**PROBLEM REQUIREMENTS**
Starting at the first line of the records and stopping after the line containing "ats-label: 双电源切换 [312,332,367,346]", give those lines again with every "breaker-mark" replaced by "breaker-symbol" and nothing else changed.

**DATA FOR THE TASK**
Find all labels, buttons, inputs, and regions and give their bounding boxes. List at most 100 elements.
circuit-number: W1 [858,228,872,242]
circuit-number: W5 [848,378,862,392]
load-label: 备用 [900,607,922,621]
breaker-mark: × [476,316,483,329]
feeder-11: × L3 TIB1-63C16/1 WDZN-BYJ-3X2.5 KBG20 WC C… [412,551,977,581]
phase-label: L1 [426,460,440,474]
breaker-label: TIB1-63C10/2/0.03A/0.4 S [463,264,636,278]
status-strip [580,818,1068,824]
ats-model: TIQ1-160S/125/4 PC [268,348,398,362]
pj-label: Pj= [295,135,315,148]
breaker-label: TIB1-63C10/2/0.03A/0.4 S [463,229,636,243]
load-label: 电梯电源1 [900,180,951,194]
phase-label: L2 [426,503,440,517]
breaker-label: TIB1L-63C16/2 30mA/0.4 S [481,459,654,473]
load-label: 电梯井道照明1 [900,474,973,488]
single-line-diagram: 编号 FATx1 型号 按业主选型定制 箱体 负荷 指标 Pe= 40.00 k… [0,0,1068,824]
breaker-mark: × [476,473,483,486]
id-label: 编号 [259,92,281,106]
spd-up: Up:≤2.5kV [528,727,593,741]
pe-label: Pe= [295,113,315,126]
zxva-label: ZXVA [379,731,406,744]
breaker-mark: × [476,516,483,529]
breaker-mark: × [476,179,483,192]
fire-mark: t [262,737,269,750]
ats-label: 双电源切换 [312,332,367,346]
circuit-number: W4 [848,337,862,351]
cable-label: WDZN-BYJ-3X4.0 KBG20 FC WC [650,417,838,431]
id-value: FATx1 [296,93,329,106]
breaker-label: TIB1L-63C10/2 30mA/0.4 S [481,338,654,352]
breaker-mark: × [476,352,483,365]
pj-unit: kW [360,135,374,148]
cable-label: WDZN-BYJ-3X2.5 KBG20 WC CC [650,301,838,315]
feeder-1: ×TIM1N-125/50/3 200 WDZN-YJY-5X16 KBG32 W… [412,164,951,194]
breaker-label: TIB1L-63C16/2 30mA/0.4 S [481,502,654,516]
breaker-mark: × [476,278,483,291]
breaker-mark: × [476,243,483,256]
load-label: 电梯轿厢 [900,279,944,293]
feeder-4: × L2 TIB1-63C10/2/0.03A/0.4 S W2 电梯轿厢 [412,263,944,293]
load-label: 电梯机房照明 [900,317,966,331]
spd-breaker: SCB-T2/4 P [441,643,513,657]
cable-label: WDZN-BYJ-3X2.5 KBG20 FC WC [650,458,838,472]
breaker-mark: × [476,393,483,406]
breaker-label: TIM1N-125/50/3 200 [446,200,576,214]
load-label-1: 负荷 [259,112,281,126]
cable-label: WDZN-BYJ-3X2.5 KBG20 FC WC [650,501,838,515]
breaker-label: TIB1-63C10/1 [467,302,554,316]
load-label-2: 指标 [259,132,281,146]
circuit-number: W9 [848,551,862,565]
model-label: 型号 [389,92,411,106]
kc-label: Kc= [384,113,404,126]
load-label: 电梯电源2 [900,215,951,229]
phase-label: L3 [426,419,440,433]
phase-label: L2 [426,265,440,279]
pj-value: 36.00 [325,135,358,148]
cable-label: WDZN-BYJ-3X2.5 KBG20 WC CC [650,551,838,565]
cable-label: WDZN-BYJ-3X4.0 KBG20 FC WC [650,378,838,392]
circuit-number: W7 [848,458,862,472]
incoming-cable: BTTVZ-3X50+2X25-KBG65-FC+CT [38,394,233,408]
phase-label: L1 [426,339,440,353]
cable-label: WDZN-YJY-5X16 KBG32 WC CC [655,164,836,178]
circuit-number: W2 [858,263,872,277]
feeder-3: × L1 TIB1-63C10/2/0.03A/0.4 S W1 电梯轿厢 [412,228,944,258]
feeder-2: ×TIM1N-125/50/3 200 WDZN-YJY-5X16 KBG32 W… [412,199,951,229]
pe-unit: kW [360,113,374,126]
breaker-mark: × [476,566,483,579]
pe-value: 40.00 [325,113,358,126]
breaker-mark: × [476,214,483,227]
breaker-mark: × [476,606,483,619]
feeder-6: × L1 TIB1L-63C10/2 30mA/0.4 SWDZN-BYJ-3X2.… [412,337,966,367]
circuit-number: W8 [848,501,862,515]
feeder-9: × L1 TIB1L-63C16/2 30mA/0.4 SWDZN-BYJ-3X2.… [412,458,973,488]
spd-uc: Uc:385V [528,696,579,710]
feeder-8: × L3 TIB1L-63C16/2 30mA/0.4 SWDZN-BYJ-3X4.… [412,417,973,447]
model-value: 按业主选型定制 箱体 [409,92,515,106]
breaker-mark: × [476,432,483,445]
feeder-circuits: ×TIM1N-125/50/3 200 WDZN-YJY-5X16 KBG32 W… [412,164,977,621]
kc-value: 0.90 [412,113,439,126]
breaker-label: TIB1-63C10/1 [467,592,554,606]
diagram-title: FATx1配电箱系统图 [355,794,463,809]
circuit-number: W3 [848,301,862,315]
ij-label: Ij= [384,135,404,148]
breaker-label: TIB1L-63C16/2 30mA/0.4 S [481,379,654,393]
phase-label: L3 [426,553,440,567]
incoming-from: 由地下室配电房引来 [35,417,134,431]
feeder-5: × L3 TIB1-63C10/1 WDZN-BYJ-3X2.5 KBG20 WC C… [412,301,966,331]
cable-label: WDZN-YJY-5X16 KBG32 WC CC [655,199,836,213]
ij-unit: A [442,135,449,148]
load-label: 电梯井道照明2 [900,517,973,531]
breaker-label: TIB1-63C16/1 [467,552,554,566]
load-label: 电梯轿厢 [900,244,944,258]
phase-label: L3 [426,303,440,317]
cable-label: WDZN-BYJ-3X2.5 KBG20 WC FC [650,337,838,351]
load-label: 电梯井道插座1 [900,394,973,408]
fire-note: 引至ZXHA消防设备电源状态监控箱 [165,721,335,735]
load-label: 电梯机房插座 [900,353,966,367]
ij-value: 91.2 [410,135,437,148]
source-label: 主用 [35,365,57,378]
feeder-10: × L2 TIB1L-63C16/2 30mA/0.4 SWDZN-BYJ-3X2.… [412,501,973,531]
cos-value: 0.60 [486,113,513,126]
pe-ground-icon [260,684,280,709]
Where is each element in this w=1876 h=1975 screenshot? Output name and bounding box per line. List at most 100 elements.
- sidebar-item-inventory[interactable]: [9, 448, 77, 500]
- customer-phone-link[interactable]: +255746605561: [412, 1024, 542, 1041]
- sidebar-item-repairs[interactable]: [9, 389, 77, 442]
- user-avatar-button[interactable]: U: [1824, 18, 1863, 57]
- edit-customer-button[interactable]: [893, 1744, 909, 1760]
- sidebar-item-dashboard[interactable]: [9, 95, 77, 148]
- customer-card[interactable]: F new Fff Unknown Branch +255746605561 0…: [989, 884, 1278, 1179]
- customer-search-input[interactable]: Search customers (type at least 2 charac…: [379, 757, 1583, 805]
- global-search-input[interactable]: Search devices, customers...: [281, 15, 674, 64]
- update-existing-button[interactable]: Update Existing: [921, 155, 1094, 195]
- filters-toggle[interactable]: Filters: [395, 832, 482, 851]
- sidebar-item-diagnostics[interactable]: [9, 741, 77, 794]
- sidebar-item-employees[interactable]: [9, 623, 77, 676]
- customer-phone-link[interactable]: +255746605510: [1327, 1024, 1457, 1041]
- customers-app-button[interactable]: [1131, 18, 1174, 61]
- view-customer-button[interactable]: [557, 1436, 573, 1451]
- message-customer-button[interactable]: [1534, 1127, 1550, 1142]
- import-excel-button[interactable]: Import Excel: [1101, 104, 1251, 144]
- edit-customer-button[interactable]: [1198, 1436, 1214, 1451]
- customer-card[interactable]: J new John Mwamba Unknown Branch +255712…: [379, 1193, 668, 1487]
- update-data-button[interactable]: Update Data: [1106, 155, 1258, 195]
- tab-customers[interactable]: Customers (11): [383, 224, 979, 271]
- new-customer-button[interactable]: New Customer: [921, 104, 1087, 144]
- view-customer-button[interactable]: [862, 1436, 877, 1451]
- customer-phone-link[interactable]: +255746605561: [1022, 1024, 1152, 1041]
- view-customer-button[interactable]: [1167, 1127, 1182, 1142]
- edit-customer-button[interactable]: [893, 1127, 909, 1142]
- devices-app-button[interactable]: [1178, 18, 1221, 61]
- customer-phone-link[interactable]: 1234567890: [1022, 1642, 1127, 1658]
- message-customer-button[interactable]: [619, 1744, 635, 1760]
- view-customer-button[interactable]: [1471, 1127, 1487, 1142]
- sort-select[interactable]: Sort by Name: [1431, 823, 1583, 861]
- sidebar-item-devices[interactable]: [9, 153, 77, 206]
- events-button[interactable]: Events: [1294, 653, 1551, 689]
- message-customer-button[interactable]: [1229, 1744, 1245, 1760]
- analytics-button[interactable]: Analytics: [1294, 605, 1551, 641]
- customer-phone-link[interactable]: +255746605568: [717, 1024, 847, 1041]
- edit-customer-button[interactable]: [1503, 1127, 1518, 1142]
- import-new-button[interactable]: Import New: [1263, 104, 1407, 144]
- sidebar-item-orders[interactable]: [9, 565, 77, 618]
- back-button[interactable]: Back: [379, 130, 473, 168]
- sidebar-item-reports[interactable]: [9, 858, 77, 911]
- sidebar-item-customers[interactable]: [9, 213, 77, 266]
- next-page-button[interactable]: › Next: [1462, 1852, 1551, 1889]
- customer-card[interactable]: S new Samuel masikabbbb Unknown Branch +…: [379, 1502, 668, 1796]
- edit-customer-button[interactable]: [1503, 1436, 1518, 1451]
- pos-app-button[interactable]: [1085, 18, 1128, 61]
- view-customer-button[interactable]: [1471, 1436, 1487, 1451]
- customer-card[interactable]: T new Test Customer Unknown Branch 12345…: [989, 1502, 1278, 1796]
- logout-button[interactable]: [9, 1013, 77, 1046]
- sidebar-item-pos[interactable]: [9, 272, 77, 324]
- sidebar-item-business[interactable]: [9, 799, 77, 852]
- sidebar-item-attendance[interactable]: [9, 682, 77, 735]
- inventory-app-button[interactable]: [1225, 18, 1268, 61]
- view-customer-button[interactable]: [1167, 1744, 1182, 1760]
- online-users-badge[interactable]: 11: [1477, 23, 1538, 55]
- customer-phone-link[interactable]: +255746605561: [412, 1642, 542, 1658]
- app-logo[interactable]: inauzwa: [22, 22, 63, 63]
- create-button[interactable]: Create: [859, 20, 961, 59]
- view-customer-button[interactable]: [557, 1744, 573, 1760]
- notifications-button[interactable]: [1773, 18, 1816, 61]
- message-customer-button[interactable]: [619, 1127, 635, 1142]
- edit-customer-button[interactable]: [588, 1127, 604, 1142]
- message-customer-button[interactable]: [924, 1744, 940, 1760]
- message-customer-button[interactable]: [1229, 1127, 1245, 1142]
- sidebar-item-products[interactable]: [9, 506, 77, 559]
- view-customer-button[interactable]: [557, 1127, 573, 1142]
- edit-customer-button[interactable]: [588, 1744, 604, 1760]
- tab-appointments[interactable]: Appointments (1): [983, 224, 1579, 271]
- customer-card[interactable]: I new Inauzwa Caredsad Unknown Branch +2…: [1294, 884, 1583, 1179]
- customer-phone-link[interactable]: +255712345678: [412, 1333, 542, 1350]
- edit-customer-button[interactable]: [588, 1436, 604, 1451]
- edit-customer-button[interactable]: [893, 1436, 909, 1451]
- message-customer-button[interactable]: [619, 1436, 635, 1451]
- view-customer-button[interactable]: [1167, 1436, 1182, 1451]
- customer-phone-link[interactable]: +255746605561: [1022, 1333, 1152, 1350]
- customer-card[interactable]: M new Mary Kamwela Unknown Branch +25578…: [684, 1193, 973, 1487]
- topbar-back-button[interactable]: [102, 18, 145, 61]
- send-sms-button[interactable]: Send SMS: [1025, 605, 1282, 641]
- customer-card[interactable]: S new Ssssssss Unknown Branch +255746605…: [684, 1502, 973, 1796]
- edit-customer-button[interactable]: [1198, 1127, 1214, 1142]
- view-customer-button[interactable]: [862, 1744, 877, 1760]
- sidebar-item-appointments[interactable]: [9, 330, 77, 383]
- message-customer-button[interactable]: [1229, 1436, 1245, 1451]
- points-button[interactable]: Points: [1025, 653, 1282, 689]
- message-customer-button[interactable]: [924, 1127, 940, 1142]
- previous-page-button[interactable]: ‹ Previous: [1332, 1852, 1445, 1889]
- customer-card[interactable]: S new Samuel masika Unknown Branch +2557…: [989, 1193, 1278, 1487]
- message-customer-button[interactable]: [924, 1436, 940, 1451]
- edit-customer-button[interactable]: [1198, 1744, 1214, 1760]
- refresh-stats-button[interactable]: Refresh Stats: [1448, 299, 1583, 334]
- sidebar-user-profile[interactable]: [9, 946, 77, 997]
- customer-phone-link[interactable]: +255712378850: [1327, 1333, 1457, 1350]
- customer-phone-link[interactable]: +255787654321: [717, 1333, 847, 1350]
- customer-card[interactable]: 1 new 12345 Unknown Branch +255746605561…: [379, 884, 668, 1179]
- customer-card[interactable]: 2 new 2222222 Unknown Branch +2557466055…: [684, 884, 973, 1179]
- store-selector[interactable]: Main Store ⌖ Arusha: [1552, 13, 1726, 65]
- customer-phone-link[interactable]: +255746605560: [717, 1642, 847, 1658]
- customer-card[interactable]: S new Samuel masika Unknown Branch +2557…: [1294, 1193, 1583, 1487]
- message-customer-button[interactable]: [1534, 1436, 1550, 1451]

**EXPECTED ANSWER**
Find all labels, buttons, inputs, and regions and give their bounding boxes. List at most 100 elements.
circuit-number: W1 [858,228,872,242]
circuit-number: W5 [848,378,862,392]
load-label: 备用 [900,607,922,621]
breaker-symbol: × [476,316,483,329]
feeder-11: × L3 TIB1-63C16/1 WDZN-BYJ-3X2.5 KBG20 WC C… [412,551,977,581]
phase-label: L1 [426,460,440,474]
breaker-label: TIB1-63C10/2/0.03A/0.4 S [463,264,636,278]
status-strip [580,818,1068,824]
ats-model: TIQ1-160S/125/4 PC [268,348,398,362]
pj-label: Pj= [295,135,315,148]
breaker-label: TIB1-63C10/2/0.03A/0.4 S [463,229,636,243]
load-label: 电梯电源1 [900,180,951,194]
phase-label: L2 [426,503,440,517]
breaker-label: TIB1L-63C16/2 30mA/0.4 S [481,459,654,473]
load-label: 电梯井道照明1 [900,474,973,488]
single-line-diagram: 编号 FATx1 型号 按业主选型定制 箱体 负荷 指标 Pe= 40.00 k… [0,0,1068,824]
breaker-symbol: × [476,473,483,486]
id-label: 编号 [259,92,281,106]
spd-up: Up:≤2.5kV [528,727,593,741]
pe-label: Pe= [295,113,315,126]
zxva-label: ZXVA [379,731,406,744]
breaker-symbol: × [476,516,483,529]
breaker-symbol: × [476,179,483,192]
fire-mark: t [262,737,269,750]
ats-label: 双电源切换 [312,332,367,346]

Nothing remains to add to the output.